● **Instruction**
Copy every line from the material below that holds "CMSIS".

------ Data lines ------

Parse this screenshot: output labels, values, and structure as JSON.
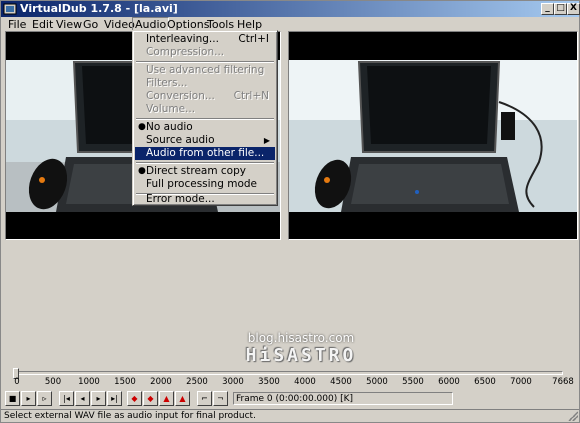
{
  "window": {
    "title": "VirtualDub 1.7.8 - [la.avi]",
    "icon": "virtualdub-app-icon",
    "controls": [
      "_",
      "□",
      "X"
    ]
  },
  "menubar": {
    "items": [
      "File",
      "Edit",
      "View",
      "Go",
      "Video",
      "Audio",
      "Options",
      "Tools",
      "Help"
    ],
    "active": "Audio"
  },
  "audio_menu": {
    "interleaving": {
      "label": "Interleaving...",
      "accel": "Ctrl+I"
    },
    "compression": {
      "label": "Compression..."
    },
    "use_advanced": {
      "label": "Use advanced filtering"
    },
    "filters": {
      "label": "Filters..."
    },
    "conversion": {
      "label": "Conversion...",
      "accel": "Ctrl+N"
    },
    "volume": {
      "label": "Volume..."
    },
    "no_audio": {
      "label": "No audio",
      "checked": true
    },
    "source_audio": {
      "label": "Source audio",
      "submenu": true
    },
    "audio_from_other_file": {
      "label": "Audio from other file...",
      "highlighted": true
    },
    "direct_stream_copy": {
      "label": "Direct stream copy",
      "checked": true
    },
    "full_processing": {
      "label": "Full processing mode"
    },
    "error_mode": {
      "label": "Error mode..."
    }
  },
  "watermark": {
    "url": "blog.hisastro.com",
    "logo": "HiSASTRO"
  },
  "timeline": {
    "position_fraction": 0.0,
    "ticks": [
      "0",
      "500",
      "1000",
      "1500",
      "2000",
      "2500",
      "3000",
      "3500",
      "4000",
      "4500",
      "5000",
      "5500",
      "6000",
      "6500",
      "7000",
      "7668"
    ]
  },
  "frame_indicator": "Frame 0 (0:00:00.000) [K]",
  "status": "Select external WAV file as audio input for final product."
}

------
------ Data lines ------

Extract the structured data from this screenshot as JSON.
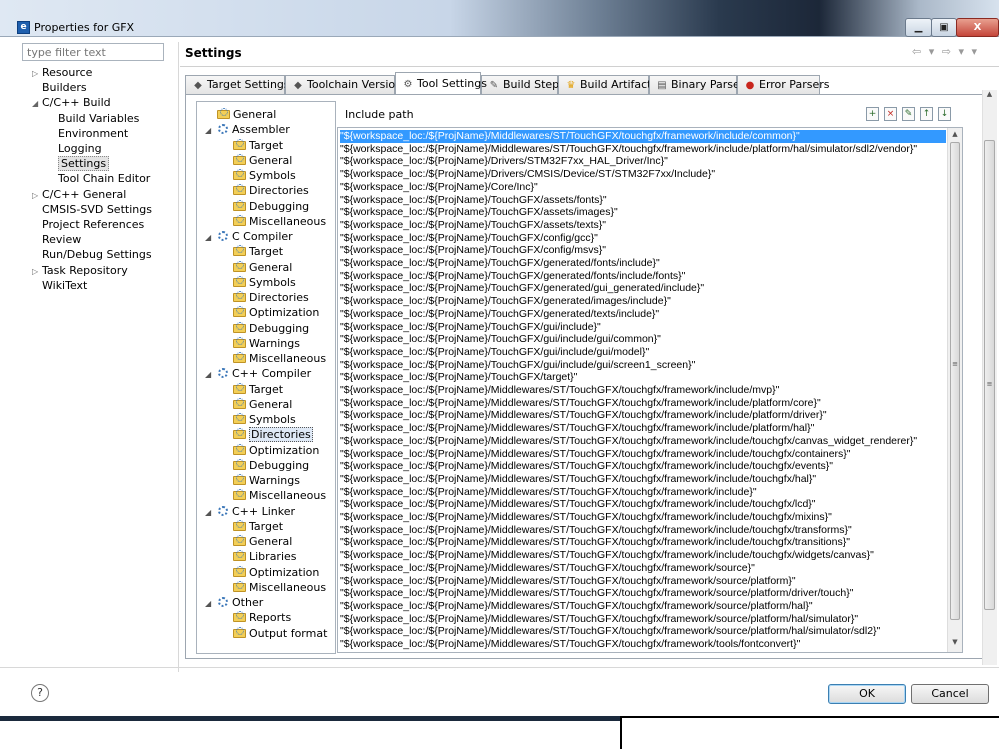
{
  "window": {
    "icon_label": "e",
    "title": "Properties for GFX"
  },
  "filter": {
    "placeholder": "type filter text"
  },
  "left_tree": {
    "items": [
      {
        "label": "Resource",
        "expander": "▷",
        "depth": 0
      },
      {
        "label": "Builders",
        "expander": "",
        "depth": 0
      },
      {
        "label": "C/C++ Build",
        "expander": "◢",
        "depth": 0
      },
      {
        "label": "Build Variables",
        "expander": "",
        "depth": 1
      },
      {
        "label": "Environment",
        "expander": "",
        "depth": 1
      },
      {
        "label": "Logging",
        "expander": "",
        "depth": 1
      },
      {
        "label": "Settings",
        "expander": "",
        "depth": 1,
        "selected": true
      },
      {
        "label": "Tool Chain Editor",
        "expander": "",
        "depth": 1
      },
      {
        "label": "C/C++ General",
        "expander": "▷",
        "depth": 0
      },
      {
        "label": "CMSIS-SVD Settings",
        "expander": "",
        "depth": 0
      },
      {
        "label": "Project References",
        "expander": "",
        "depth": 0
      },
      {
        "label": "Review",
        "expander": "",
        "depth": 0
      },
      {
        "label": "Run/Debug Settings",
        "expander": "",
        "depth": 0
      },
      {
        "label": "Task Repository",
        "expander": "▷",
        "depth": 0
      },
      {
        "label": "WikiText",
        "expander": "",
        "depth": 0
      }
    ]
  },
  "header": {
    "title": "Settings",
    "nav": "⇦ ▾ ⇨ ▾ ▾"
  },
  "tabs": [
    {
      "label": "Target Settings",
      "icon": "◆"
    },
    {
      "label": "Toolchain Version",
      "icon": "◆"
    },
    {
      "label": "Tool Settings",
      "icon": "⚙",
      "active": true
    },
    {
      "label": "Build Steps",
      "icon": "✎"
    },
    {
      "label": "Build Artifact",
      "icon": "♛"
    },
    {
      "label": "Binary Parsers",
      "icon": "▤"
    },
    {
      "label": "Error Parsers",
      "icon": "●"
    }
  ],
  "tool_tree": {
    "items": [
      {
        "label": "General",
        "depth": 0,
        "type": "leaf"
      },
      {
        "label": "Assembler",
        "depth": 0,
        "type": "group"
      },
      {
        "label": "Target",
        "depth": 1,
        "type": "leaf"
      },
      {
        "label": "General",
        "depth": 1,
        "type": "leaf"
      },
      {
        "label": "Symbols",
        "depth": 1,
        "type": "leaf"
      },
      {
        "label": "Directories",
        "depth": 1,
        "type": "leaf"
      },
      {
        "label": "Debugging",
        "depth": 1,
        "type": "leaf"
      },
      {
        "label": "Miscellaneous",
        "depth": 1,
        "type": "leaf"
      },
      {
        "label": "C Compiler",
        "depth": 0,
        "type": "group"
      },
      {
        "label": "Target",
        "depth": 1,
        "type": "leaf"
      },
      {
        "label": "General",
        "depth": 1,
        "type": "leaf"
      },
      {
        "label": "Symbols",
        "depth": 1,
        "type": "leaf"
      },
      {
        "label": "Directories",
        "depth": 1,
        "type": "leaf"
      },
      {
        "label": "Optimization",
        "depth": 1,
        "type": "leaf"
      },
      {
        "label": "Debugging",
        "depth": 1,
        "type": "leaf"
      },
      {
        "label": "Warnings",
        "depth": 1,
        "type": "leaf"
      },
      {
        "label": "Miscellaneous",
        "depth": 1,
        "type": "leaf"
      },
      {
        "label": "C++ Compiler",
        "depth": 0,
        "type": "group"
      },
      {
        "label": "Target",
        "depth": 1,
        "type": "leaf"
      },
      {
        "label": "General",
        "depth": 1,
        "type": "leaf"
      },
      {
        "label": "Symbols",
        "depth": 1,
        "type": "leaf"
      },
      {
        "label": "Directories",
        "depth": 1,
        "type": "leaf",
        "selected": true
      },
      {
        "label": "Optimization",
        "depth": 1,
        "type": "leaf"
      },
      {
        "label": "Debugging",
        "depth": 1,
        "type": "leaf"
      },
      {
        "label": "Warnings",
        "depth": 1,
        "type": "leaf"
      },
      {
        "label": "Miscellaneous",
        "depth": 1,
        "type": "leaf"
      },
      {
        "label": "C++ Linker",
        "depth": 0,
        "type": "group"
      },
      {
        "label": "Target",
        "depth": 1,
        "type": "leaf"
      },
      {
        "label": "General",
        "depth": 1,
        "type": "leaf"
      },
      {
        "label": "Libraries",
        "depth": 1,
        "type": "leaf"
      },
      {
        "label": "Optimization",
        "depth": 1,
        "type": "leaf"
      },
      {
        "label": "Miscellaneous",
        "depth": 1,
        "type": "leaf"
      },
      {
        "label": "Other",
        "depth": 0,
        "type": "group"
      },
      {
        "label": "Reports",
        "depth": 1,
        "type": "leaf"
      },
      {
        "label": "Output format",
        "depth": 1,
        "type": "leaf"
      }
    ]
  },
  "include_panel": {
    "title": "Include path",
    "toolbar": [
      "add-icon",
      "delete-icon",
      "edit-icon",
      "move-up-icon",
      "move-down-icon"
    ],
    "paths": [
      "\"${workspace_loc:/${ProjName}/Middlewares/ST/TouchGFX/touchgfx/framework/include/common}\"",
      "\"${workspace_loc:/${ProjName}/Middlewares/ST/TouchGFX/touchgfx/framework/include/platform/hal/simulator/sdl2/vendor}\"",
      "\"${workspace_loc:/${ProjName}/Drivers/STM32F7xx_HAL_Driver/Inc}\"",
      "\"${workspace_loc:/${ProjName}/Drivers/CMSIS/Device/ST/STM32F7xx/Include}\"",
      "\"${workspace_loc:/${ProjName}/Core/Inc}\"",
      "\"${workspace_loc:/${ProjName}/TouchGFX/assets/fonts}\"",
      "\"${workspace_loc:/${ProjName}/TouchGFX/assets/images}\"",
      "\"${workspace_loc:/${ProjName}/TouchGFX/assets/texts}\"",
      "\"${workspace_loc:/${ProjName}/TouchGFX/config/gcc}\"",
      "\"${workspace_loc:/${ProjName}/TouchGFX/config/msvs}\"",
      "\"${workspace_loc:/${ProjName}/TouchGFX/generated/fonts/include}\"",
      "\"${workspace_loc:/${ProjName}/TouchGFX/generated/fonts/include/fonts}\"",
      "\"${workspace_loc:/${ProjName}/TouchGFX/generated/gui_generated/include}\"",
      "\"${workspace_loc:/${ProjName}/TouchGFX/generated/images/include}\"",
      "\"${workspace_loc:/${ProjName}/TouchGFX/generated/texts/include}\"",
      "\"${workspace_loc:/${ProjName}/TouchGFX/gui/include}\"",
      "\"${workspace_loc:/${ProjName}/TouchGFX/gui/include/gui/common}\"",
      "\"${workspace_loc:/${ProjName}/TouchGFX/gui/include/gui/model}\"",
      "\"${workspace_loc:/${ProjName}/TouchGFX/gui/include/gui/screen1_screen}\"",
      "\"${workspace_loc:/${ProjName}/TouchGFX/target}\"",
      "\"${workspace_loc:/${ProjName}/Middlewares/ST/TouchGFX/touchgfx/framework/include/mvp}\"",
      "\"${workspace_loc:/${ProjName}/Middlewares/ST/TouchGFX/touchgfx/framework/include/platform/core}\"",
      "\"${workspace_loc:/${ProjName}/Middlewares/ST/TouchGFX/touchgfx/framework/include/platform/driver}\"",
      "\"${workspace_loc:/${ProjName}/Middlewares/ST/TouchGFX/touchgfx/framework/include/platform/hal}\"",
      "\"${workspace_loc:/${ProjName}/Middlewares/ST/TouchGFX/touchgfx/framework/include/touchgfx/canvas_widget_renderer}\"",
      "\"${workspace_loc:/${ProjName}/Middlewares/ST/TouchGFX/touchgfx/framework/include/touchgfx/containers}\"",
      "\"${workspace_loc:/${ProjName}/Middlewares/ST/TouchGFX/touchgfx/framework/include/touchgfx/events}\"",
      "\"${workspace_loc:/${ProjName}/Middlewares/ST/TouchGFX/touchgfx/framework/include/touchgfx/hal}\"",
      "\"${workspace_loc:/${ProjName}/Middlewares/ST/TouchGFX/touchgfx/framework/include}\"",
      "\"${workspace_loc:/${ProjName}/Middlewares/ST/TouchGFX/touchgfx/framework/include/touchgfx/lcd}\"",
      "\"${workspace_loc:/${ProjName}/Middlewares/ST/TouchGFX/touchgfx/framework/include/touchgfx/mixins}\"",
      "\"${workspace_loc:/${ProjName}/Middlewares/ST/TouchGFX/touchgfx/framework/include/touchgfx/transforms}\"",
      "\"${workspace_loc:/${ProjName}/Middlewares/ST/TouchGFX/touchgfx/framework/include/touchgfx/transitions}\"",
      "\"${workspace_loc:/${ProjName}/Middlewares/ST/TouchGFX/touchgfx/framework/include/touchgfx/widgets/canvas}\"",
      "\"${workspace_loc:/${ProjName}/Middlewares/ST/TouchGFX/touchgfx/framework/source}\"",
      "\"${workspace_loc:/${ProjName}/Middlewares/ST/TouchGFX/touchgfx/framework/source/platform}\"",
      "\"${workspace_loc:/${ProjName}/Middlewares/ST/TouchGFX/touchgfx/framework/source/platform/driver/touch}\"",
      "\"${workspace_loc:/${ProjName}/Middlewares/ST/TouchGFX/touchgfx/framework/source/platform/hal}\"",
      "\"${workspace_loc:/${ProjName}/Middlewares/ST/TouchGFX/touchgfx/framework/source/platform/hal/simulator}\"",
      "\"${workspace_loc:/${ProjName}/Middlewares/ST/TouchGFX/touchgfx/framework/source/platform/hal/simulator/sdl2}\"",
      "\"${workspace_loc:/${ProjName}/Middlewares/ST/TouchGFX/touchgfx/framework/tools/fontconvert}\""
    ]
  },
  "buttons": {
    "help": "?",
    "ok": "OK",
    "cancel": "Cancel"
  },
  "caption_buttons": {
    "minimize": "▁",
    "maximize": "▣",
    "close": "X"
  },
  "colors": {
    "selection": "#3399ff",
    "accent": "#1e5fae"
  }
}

------

● **Solution to the exercise**
        "label": "CMSIS-SVD Settings",
      "\"${workspace_loc:/${ProjName}/Drivers/CMSIS/Device/ST/STM32F7xx/Include}\"",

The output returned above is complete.